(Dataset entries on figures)
══════

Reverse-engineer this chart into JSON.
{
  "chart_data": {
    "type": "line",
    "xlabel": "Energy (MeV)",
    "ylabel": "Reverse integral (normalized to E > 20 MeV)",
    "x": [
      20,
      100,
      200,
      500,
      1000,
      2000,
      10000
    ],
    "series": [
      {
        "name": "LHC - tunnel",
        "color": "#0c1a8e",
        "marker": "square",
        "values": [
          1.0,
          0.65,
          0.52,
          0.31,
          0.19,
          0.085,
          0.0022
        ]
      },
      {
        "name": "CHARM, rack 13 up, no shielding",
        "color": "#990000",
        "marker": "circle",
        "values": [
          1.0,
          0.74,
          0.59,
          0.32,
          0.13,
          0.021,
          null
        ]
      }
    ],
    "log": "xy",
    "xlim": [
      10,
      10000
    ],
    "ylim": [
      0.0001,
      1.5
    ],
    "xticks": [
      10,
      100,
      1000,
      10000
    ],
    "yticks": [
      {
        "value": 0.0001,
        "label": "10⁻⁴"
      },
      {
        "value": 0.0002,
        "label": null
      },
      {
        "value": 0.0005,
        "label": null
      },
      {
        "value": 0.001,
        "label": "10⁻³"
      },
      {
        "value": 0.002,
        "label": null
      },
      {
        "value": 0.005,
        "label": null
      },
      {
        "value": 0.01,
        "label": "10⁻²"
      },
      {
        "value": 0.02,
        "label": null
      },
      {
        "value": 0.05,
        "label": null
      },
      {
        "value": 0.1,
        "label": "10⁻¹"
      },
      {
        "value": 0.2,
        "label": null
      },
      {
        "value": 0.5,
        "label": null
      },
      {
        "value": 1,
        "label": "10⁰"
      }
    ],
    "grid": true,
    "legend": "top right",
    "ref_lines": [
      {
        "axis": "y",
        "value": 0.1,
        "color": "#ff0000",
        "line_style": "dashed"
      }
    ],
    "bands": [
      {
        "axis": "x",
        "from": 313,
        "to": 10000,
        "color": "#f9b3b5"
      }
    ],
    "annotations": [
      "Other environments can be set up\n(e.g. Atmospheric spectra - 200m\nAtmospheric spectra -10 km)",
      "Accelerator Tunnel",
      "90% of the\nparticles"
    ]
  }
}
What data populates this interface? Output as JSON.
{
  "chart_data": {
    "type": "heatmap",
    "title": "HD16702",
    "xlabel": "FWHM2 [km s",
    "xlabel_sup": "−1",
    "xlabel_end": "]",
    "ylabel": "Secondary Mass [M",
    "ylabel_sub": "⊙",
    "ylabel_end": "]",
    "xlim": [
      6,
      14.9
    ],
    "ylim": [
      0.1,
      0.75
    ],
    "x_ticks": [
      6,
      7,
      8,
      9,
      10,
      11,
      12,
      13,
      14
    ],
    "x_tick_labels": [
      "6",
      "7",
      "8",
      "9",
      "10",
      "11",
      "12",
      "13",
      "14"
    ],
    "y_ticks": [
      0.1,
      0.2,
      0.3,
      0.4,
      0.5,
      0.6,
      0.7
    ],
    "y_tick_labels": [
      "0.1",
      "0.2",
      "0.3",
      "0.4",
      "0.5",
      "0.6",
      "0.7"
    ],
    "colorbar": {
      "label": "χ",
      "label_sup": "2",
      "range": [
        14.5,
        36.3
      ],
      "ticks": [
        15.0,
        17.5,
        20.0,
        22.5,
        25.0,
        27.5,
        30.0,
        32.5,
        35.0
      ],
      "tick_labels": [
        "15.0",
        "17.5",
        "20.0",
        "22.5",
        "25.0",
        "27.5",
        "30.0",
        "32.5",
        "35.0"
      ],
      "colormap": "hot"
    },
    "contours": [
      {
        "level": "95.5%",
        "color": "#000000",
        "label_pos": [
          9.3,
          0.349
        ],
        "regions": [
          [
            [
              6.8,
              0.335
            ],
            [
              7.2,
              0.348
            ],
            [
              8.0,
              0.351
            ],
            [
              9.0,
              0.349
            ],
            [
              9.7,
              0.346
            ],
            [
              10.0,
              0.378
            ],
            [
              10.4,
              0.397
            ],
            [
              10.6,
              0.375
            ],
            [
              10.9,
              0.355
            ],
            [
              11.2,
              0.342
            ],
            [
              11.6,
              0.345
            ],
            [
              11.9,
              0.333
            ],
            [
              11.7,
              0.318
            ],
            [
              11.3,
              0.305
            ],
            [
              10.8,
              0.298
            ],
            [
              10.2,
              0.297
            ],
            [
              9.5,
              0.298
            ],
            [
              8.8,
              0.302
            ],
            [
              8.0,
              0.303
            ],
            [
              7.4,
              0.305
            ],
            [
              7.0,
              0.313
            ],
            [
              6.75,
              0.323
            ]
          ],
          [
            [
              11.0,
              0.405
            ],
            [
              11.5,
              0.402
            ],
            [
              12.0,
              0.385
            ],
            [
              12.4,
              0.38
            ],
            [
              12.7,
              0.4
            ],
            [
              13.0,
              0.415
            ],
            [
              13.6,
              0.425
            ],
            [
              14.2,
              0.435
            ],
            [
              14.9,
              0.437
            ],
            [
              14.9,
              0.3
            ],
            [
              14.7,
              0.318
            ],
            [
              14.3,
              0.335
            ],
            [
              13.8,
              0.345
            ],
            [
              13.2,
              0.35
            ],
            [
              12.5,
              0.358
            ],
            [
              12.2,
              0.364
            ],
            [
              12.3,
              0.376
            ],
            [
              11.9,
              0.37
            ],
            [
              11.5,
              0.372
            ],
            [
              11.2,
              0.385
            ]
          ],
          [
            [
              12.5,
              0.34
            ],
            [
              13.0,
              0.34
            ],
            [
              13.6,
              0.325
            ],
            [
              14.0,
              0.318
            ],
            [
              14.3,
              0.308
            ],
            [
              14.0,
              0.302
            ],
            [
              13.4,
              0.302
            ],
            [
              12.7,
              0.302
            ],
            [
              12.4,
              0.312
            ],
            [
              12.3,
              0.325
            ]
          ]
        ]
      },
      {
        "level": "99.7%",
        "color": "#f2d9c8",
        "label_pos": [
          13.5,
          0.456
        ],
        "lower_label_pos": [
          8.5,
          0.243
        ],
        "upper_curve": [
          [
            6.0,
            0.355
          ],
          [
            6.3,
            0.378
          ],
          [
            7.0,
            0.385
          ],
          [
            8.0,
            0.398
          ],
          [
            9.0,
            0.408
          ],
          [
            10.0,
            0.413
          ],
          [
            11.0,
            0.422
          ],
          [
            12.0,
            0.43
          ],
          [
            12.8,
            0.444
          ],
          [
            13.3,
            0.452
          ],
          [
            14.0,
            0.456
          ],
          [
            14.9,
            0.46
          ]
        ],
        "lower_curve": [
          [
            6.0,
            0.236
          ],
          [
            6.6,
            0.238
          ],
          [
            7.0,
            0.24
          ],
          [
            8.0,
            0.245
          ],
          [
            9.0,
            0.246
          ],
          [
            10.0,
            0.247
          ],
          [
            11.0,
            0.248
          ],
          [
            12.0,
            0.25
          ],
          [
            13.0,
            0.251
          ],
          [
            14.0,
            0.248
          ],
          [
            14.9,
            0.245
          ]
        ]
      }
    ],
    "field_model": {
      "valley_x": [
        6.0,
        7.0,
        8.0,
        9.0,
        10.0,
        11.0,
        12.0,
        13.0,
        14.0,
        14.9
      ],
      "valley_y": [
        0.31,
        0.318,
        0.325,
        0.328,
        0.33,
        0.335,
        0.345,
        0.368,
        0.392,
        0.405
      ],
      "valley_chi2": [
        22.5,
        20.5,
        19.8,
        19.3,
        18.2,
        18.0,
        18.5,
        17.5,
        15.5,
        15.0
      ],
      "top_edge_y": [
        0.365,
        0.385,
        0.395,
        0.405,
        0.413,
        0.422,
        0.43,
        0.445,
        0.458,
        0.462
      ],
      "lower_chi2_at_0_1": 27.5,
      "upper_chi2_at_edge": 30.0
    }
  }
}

══════

> **Directions**
Generate an exact reproduction of all entries.

> **Output of the exercise**
Reverse-engineer this chart into JSON.
{
  "chart_data": {
    "type": "line",
    "xlabel": "Energy (MeV)",
    "ylabel": "Reverse integral (normalized to E > 20 MeV)",
    "x": [
      20,
      100,
      200,
      500,
      1000,
      2000,
      10000
    ],
    "series": [
      {
        "name": "LHC - tunnel",
        "color": "#0c1a8e",
        "marker": "square",
        "values": [
          1.0,
          0.65,
          0.52,
          0.31,
          0.19,
          0.085,
          0.0022
        ]
      },
      {
        "name": "CHARM, rack 13 up, no shielding",
        "color": "#990000",
        "marker": "circle",
        "values": [
          1.0,
          0.74,
          0.59,
          0.32,
          0.13,
          0.021,
          null
        ]
      }
    ],
    "log": "xy",
    "xlim": [
      10,
      10000
    ],
    "ylim": [
      0.0001,
      1.5
    ],
    "xticks": [
      10,
      100,
      1000,
      10000
    ],
    "yticks": [
      {
        "value": 0.0001,
        "label": "10⁻⁴"
      },
      {
        "value": 0.0002,
        "label": null
      },
      {
        "value": 0.0005,
        "label": null
      },
      {
        "value": 0.001,
        "label": "10⁻³"
      },
      {
        "value": 0.002,
        "label": null
      },
      {
        "value": 0.005,
        "label": null
      },
      {
        "value": 0.01,
        "label": "10⁻²"
      },
      {
        "value": 0.02,
        "label": null
      },
      {
        "value": 0.05,
        "label": null
      },
      {
        "value": 0.1,
        "label": "10⁻¹"
      },
      {
        "value": 0.2,
        "label": null
      },
      {
        "value": 0.5,
        "label": null
      },
      {
        "value": 1,
        "label": "10⁰"
      }
    ],
    "grid": true,
    "legend": "top right",
    "ref_lines": [
      {
        "axis": "y",
        "value": 0.1,
        "color": "#ff0000",
        "line_style": "dashed"
      }
    ],
    "bands": [
      {
        "axis": "x",
        "from": 313,
        "to": 10000,
        "color": "#f9b3b5"
      }
    ],
    "annotations": [
      "Other environments can be set up\n(e.g. Atmospheric spectra - 200m\nAtmospheric spectra -10 km)",
      "Accelerator Tunnel",
      "90% of the\nparticles"
    ]
  }
}
What data populates this interface? Output as JSON.
{
  "chart_data": {
    "type": "heatmap",
    "title": "HD16702",
    "xlabel": "FWHM2 [km s",
    "xlabel_sup": "−1",
    "xlabel_end": "]",
    "ylabel": "Secondary Mass [M",
    "ylabel_sub": "⊙",
    "ylabel_end": "]",
    "xlim": [
      6,
      14.9
    ],
    "ylim": [
      0.1,
      0.75
    ],
    "x_ticks": [
      6,
      7,
      8,
      9,
      10,
      11,
      12,
      13,
      14
    ],
    "x_tick_labels": [
      "6",
      "7",
      "8",
      "9",
      "10",
      "11",
      "12",
      "13",
      "14"
    ],
    "y_ticks": [
      0.1,
      0.2,
      0.3,
      0.4,
      0.5,
      0.6,
      0.7
    ],
    "y_tick_labels": [
      "0.1",
      "0.2",
      "0.3",
      "0.4",
      "0.5",
      "0.6",
      "0.7"
    ],
    "colorbar": {
      "label": "χ",
      "label_sup": "2",
      "range": [
        14.5,
        36.3
      ],
      "ticks": [
        15.0,
        17.5,
        20.0,
        22.5,
        25.0,
        27.5,
        30.0,
        32.5,
        35.0
      ],
      "tick_labels": [
        "15.0",
        "17.5",
        "20.0",
        "22.5",
        "25.0",
        "27.5",
        "30.0",
        "32.5",
        "35.0"
      ],
      "colormap": "hot"
    },
    "contours": [
      {
        "level": "95.5%",
        "color": "#000000",
        "label_pos": [
          9.3,
          0.349
        ],
        "regions": [
          [
            [
              6.8,
              0.335
            ],
            [
              7.2,
              0.348
            ],
            [
              8.0,
              0.351
            ],
            [
              9.0,
              0.349
            ],
            [
              9.7,
              0.346
            ],
            [
              10.0,
              0.378
            ],
            [
              10.4,
              0.397
            ],
            [
              10.6,
              0.375
            ],
            [
              10.9,
              0.355
            ],
            [
              11.2,
              0.342
            ],
            [
              11.6,
              0.345
            ],
            [
              11.9,
              0.333
            ],
            [
              11.7,
              0.318
            ],
            [
              11.3,
              0.305
            ],
            [
              10.8,
              0.298
            ],
            [
              10.2,
              0.297
            ],
            [
              9.5,
              0.298
            ],
            [
              8.8,
              0.302
            ],
            [
              8.0,
              0.303
            ],
            [
              7.4,
              0.305
            ],
            [
              7.0,
              0.313
            ],
            [
              6.75,
              0.323
            ]
          ],
          [
            [
              11.0,
              0.405
            ],
            [
              11.5,
              0.402
            ],
            [
              12.0,
              0.385
            ],
            [
              12.4,
              0.38
            ],
            [
              12.7,
              0.4
            ],
            [
              13.0,
              0.415
            ],
            [
              13.6,
              0.425
            ],
            [
              14.2,
              0.435
            ],
            [
              14.9,
              0.437
            ],
            [
              14.9,
              0.3
            ],
            [
              14.7,
              0.318
            ],
            [
              14.3,
              0.335
            ],
            [
              13.8,
              0.345
            ],
            [
              13.2,
              0.35
            ],
            [
              12.5,
              0.358
            ],
            [
              12.2,
              0.364
            ],
            [
              12.3,
              0.376
            ],
            [
              11.9,
              0.37
            ],
            [
              11.5,
              0.372
            ],
            [
              11.2,
              0.385
            ]
          ],
          [
            [
              12.5,
              0.34
            ],
            [
              13.0,
              0.34
            ],
            [
              13.6,
              0.325
            ],
            [
              14.0,
              0.318
            ],
            [
              14.3,
              0.308
            ],
            [
              14.0,
              0.302
            ],
            [
              13.4,
              0.302
            ],
            [
              12.7,
              0.302
            ],
            [
              12.4,
              0.312
            ],
            [
              12.3,
              0.325
            ]
          ]
        ]
      },
      {
        "level": "99.7%",
        "color": "#f2d9c8",
        "label_pos": [
          13.5,
          0.456
        ],
        "lower_label_pos": [
          8.5,
          0.243
        ],
        "upper_curve": [
          [
            6.0,
            0.355
          ],
          [
            6.3,
            0.378
          ],
          [
            7.0,
            0.385
          ],
          [
            8.0,
            0.398
          ],
          [
            9.0,
            0.408
          ],
          [
            10.0,
            0.413
          ],
          [
            11.0,
            0.422
          ],
          [
            12.0,
            0.43
          ],
          [
            12.8,
            0.444
          ],
          [
            13.3,
            0.452
          ],
          [
            14.0,
            0.456
          ],
          [
            14.9,
            0.46
          ]
        ],
        "lower_curve": [
          [
            6.0,
            0.236
          ],
          [
            6.6,
            0.238
          ],
          [
            7.0,
            0.24
          ],
          [
            8.0,
            0.245
          ],
          [
            9.0,
            0.246
          ],
          [
            10.0,
            0.247
          ],
          [
            11.0,
            0.248
          ],
          [
            12.0,
            0.25
          ],
          [
            13.0,
            0.251
          ],
          [
            14.0,
            0.248
          ],
          [
            14.9,
            0.245
          ]
        ]
      }
    ],
    "field_model": {
      "valley_x": [
        6.0,
        7.0,
        8.0,
        9.0,
        10.0,
        11.0,
        12.0,
        13.0,
        14.0,
        14.9
      ],
      "valley_y": [
        0.31,
        0.318,
        0.325,
        0.328,
        0.33,
        0.335,
        0.345,
        0.368,
        0.392,
        0.405
      ],
      "valley_chi2": [
        22.5,
        20.5,
        19.8,
        19.3,
        18.2,
        18.0,
        18.5,
        17.5,
        15.5,
        15.0
      ],
      "top_edge_y": [
        0.365,
        0.385,
        0.395,
        0.405,
        0.413,
        0.422,
        0.43,
        0.445,
        0.458,
        0.462
      ],
      "lower_chi2_at_0_1": 27.5,
      "upper_chi2_at_edge": 30.0
    }
  }
}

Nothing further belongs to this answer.